WHAT IS EXPECTED =>
Pick out every line in the records below that contains the string "gallery", and copy those lines. Case counts.

SUPPLIED RECORDS =>

────────

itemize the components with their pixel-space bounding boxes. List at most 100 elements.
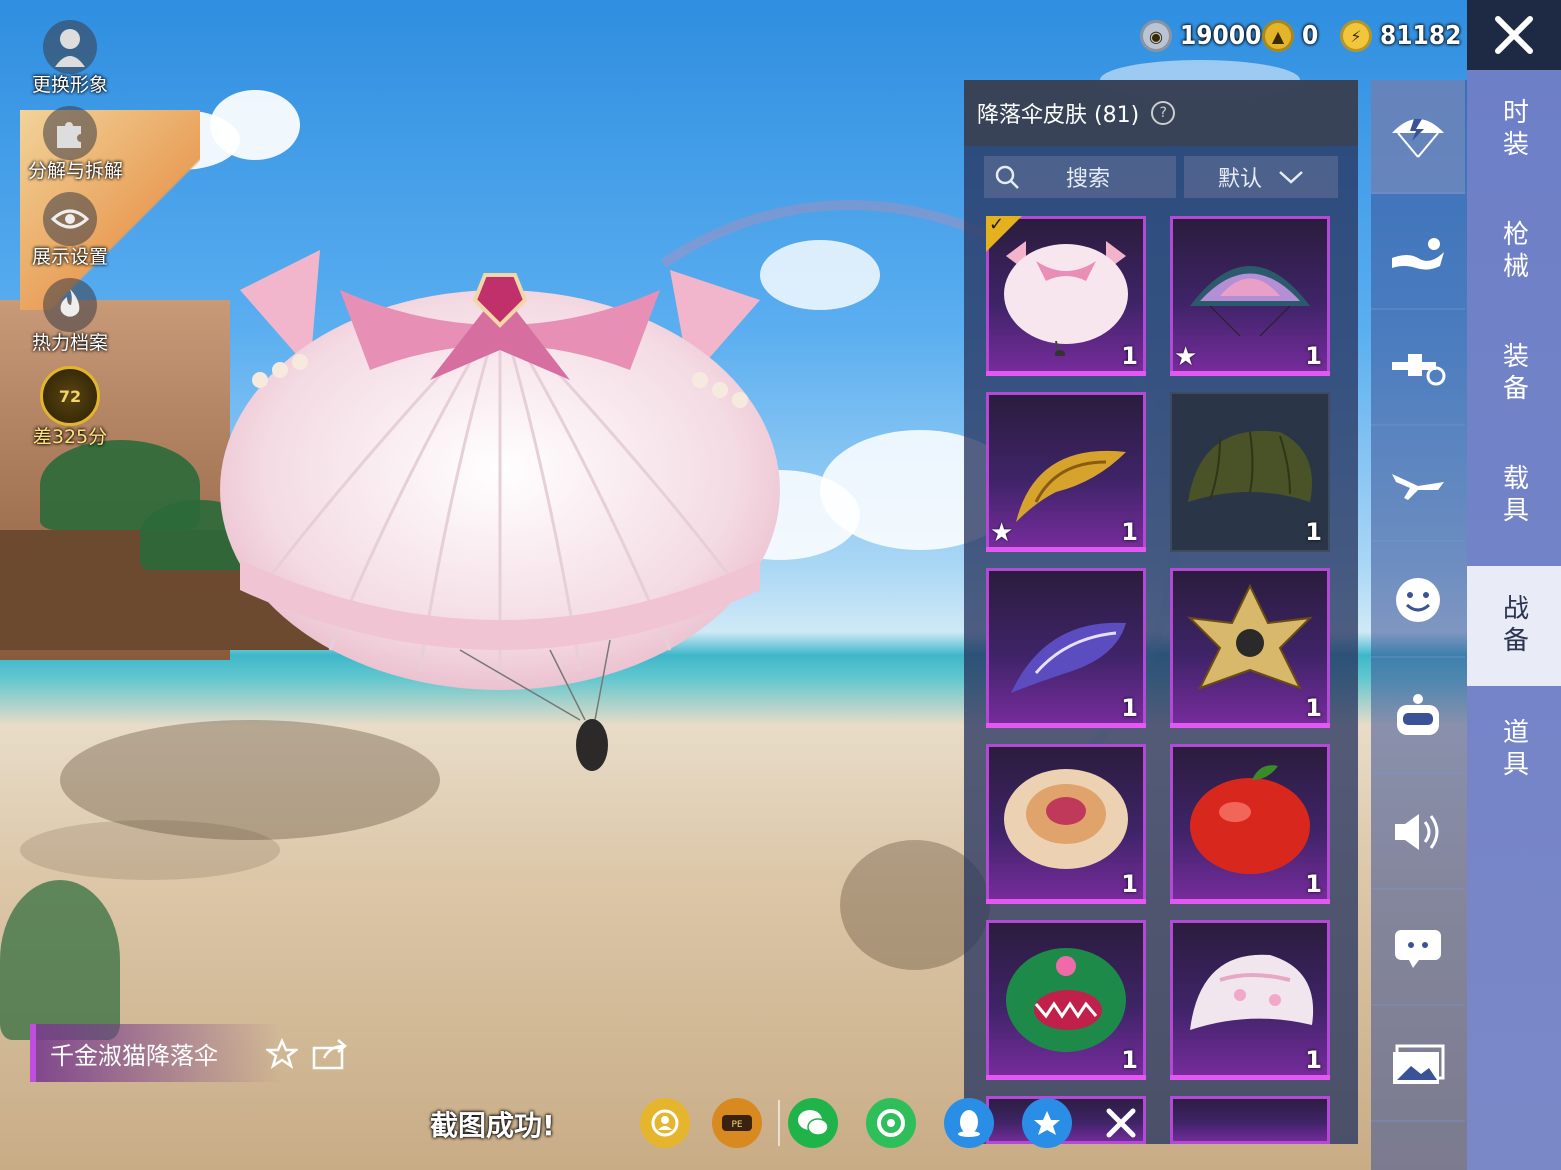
- help-icon[interactable]: ?: [1151, 101, 1176, 125]
- heat-archive-label: 热力档案: [31, 332, 108, 354]
- lightning-coin-icon: ⚡: [1340, 20, 1372, 52]
- share-moments-button[interactable]: [866, 1098, 916, 1148]
- heat-archive-button[interactable]: 热力档案: [28, 278, 112, 355]
- peace-elite-icon: PE: [722, 1115, 752, 1131]
- share-close-button[interactable]: [1096, 1098, 1146, 1148]
- sort-dropdown[interactable]: 默认: [1184, 156, 1338, 198]
- level-badge-number: 72: [58, 386, 82, 406]
- tab-battle-gear[interactable]: 战备: [1467, 566, 1561, 686]
- close-share-icon: [1106, 1108, 1136, 1138]
- currency-silver-value: 19000: [1180, 21, 1262, 51]
- wechat-icon: [798, 1110, 829, 1136]
- search-placeholder: 搜索: [1066, 167, 1111, 192]
- golden-wing-parachute-thumb: [1016, 450, 1126, 522]
- purple-ornate-parachute-thumb: [1011, 622, 1126, 693]
- selected-item-name: 千金淑猫降落伞: [50, 1041, 218, 1070]
- category-sticker[interactable]: [1371, 544, 1465, 658]
- tab-equipment[interactable]: 装备: [1467, 314, 1561, 434]
- category-plane[interactable]: [1371, 428, 1465, 542]
- pastel-patchwork-parachute-thumb: [1190, 954, 1314, 1030]
- favorite-star-icon: ★: [1174, 342, 1198, 372]
- red-apple-parachute-thumb: [1190, 765, 1310, 874]
- skin-item-purple-ornate[interactable]: 1: [986, 568, 1146, 728]
- skin-item-monster-mouth[interactable]: 1: [986, 920, 1146, 1080]
- decompose-button[interactable]: 分解与拆解: [28, 106, 124, 183]
- currency-gold-value: 0: [1302, 21, 1319, 51]
- tab-weapons[interactable]: 枪械: [1467, 192, 1561, 312]
- skin-item-pastel-patchwork[interactable]: 1: [1170, 920, 1330, 1080]
- decompose-label: 分解与拆解: [28, 160, 124, 182]
- item-count: 1: [1121, 694, 1138, 722]
- gold-star-parachute-thumb: [1187, 583, 1313, 690]
- category-sound[interactable]: [1371, 776, 1465, 890]
- display-settings-label: 展示设置: [31, 246, 108, 268]
- star-outline-icon: [264, 1037, 300, 1069]
- checkmark-icon: ✓: [989, 216, 1005, 235]
- share-button[interactable]: [312, 1038, 348, 1074]
- skin-item-pink-cat[interactable]: ✓ 1: [986, 216, 1146, 376]
- moments-icon: [877, 1109, 905, 1137]
- search-input[interactable]: 搜索: [984, 156, 1176, 198]
- skin-item-glass-mosaic[interactable]: ★ 1: [1170, 216, 1330, 376]
- display-settings-button[interactable]: 展示设置: [28, 192, 112, 269]
- item-count: 1: [1305, 694, 1322, 722]
- favorite-button[interactable]: [264, 1037, 300, 1074]
- share-peace-elite-button[interactable]: PE: [712, 1098, 762, 1148]
- category-drone[interactable]: [1371, 312, 1465, 426]
- emote-icon: [1392, 238, 1444, 270]
- plane-icon: [1392, 474, 1444, 500]
- category-chat[interactable]: [1371, 892, 1465, 1006]
- share-wechat-button[interactable]: [788, 1098, 838, 1148]
- avatar-icon: [43, 20, 97, 74]
- share-divider: [778, 1100, 780, 1146]
- level-badge-icon: 72: [40, 366, 100, 426]
- parachute-skin-panel: 降落伞皮肤 (81) ? 搜索 默认 ✓ 1 ★ 1 ★ 1 1 1 1 1 1…: [964, 80, 1358, 1144]
- skin-item-gold-star[interactable]: 1: [1170, 568, 1330, 728]
- share-icon: [312, 1039, 347, 1070]
- eye-icon: [43, 192, 97, 246]
- skin-item-partial-right[interactable]: [1170, 1096, 1330, 1144]
- skin-item-olive-default[interactable]: 1: [1170, 392, 1330, 552]
- category-emote[interactable]: [1371, 196, 1465, 310]
- currency-lightning-value: 81182: [1380, 21, 1462, 51]
- puzzle-icon: [43, 106, 97, 160]
- monster-mouth-parachute-thumb: [1006, 948, 1126, 1052]
- item-count: 1: [1121, 1046, 1138, 1074]
- skin-item-golden-wing[interactable]: ★ 1: [986, 392, 1146, 552]
- item-count: 1: [1121, 518, 1138, 546]
- skin-item-painted-dome[interactable]: 1: [986, 744, 1146, 904]
- close-button[interactable]: [1467, 0, 1561, 70]
- item-count: 1: [1305, 870, 1322, 898]
- speaker-icon: [1395, 814, 1439, 850]
- item-count: 1: [1305, 518, 1322, 546]
- selected-item-name-plate: 千金淑猫降落伞: [30, 1024, 280, 1082]
- parachute-preview-model[interactable]: [200, 230, 800, 790]
- change-appearance-button[interactable]: 更换形象: [28, 20, 112, 97]
- panel-title: 降落伞皮肤 (81): [977, 103, 1140, 128]
- tab-vehicles[interactable]: 载具: [1467, 436, 1561, 556]
- share-friends-button[interactable]: [640, 1098, 690, 1148]
- category-robot[interactable]: [1371, 660, 1465, 774]
- skin-item-red-apple[interactable]: 1: [1170, 744, 1330, 904]
- chat-bubble-icon: [1395, 930, 1441, 968]
- qq-icon: [958, 1110, 980, 1137]
- level-progress-button[interactable]: 72 差325分: [28, 366, 112, 449]
- sort-label: 默认: [1217, 167, 1262, 192]
- category-parachute[interactable]: [1371, 80, 1465, 194]
- gold-token-icon: ▲: [1262, 20, 1294, 52]
- item-count: 1: [1305, 1046, 1322, 1074]
- gallery-icon: [1393, 1044, 1445, 1084]
- parachute-icon: [1392, 119, 1444, 158]
- share-qq-button[interactable]: [944, 1098, 994, 1148]
- olive-default-parachute-thumb: [1188, 430, 1312, 502]
- share-qzone-button[interactable]: [1022, 1098, 1072, 1148]
- tab-outfit[interactable]: 时装: [1467, 70, 1561, 190]
- tab-items[interactable]: 道具: [1467, 690, 1561, 810]
- currency-lightning: ⚡ 81182: [1340, 14, 1461, 58]
- chevron-down-icon: [1279, 171, 1303, 184]
- search-icon: [995, 165, 1019, 189]
- painted-dome-parachute-thumb: [1004, 769, 1128, 869]
- category-gallery[interactable]: [1371, 1008, 1465, 1122]
- item-count: 1: [1121, 870, 1138, 898]
- change-appearance-label: 更换形象: [31, 74, 108, 96]
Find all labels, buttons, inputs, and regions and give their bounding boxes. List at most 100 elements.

────────

TASK OUTPUT =>
- gallery-icon: [1393, 1044, 1445, 1084]
- category-gallery[interactable]: [1371, 1008, 1465, 1122]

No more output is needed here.